Challenge 1:
In the interview below about the Youth Stand Up! recordings, which label released Youth Stand Up! in 2015?
Challenge 2:
Continue the interview below about the Youth Stand Up! recordings, picking up after its final sentence.

Selected extract:
>> BEGIN

Ghana meets Glasgow on Youth Stand Up!: JD Twitch in conversation with Emily Evans

 
Music

In 2015, JD Twitch's Autonomous Africa label released Youth Stand Up!, bringing together young musicians from Belize, Ghana and Glasgow for ten tracks of cross-cultural collaboration.

Recorded at Glasgow’s Green Door Studio, the result was an irresistable blend of traditional Caribbean and West African rhythms, hip hop, highlife and Glaswegian post-punk, featuring Optimo Music regulars Golden Teacher and Whilst, among others. The proceeds from that project went directly back to the youth groups in Ghana and Belize, helping the musicians from Ghana’s Tafi Cultural Institute build a recording studio and performance space in their village. 

Fast-forward two years and Youth Stand Up! are awarded a grant from Creative Scotland’s Open Fund to create the sequel, Youth Stand United, recorded between Green Door and TCI’s new studio in Ghana. The release features backing tracks contributed by members of Golden Teacher, Pu$$y Mothers, Whilst, Kaputt, and Sordid Sound System, with vocals provided by the musicians from TCI. The six tracks range from the left-field disco of Diloeshutubui to the Juju-electro odyssey of Gidi to the Joe-Meek-meets-William Onyeabor space age gospel pop of Nobody Knows. 

Now available on vinyl and digital via Above Board Distribution, all proceeds will go towards a scholarship fund for musicians from Tafi Atome, Ghana.

To mark the release, Optimo boss JD Twitch sits down with Emily Evans who's behind the YSU to chat about the project…

Where was it recorded and where are the proceeds going to?

The backing tracks were recorded at The Green Door Studio in Glasgow, Scotland by members of Whilst, Pu$$y Mothers, Golden Teacher, Kaputt, and Sordid Sound System and at Green Door Studio West in Los Angeles, California by Stuart and Emily Evans. The vocals were recorded by local musicians at the Tafi Cultural Institute’s new recording studio in Tafi Atome, Ghana. Proceeds from Youth Stand United! will go towards a scholarship fund for musicians from Tafi Atome, Ghana, to help them access higher education courses.

Was it hard to co-ordinate a recording across 3 continents?

We have been collaborating with the musicians in Tafi Atome since 2012, when we first visited the village and saw the cultural group perform a mind-blowing 4-hour Borborbor marathon. Since that time, we have recorded 3 albums (Youth Stand Up!, Outside Rhythm, and Youth Stand United!), in addition to sending 60 musicians from the UK to study drumming, voice and dance during TCI’s Music of the Volta Region Study Tours. So, even though we are separated by oceans, the project has spawned so many musical partnerships and friendships (and even a marriage!) that the distance doesn’t seem so great.

>> END

Material provided:
>> BEGIN

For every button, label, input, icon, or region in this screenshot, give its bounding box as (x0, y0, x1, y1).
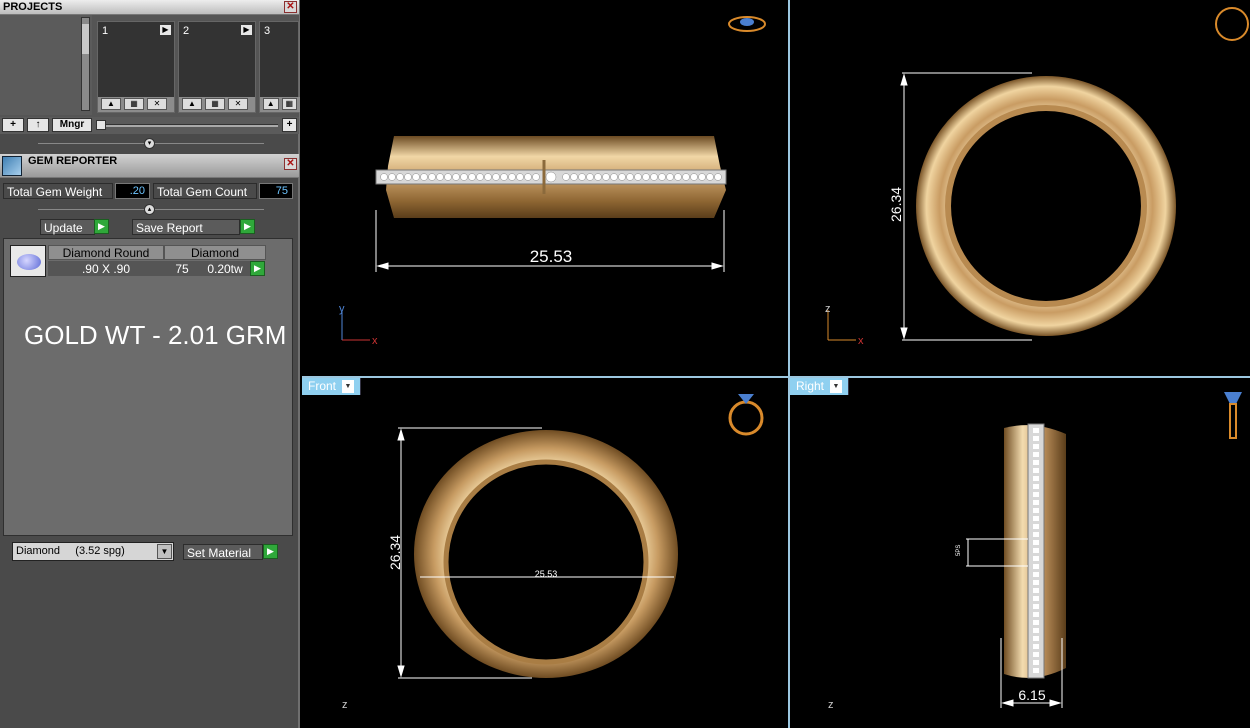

>> END

Task response 1:
JD Twitch's Autonomous Africa label released it.

Task response 2:
We were also very lucky to have Laurie Pitt, from Golden Teacher, involved. He came over with us in 2015 when we recorded Youth Stand Up!, and then came back for a study tour in 2016. In 2018, after TCI’s recording studio was built, he and Sam Smith (from Green Door), went over for 6 weeks to volunteer to train the local musicians how to use the equipment in the studio. So, when Laurie went back in 2019 to record the vocals, he had already built up a rapport with many of the musicians there.

Will there be another album?

We’d love to!

To me this is a great example of mutual aid and cross continental collaboration in action. But, a vinyl record is primarily something that is now not used or consumed in Ghana or Belize. Do you have any idea of what the participants think about their music being on a record.

Its a novel concept for sure, with most music in Ghana being listened to (and shared) on mobile phones now (apart from at parties, where it is blasted through amazingly distorted sound systems). But I think the Ghanaian participants think its cool that the music they have made exists in some kind of eccentric physical format elsewhere in the world. With Youth Stand Up!, we also did a CD release in Ghana so that the musicians could give away or sell their own copies of the record. We’ll probably do the same with this one.

Related to the previous question, do you get any feedback from the participants about how they react to the final versions?

We sent over mixes of all the tracks to let the singers and musicians in Tafi Atome hear the final results. The only criticism we had was regarding some OTT vocal FX we had initially put on the intro to ‘Lets Go!’ – which we then took off. Our friends in Tafi Atome have always been very supportive of the fact that we have produced and interpreted the recorded material through our own ‘Green Door’ musical lenses. The tracks would probably turn out very differently if they were mixed in a Ghanaian studio on a computer, but the participants are all very much behind the ethos of the cross continental musical collaboration and our use of archaic analog equipment in the tracking and mixing process.

There is so much joy in this music; something the world currently needs as much of as possible. I was curious as to whether you exposed any of the musicians in Ghana or Belize to any music they would not have previously encountered?

I don’t know whether us exposing the musicians to, say, Bauhaus or Throbbing Gristle would have necessarily added to the joy in the music! However, when we first started the Youth Stand Up! Project (which included musicians from Belize), we did make a compilation CD of music from all 3 groups from each continent so they could hear what we were working on prior to the project.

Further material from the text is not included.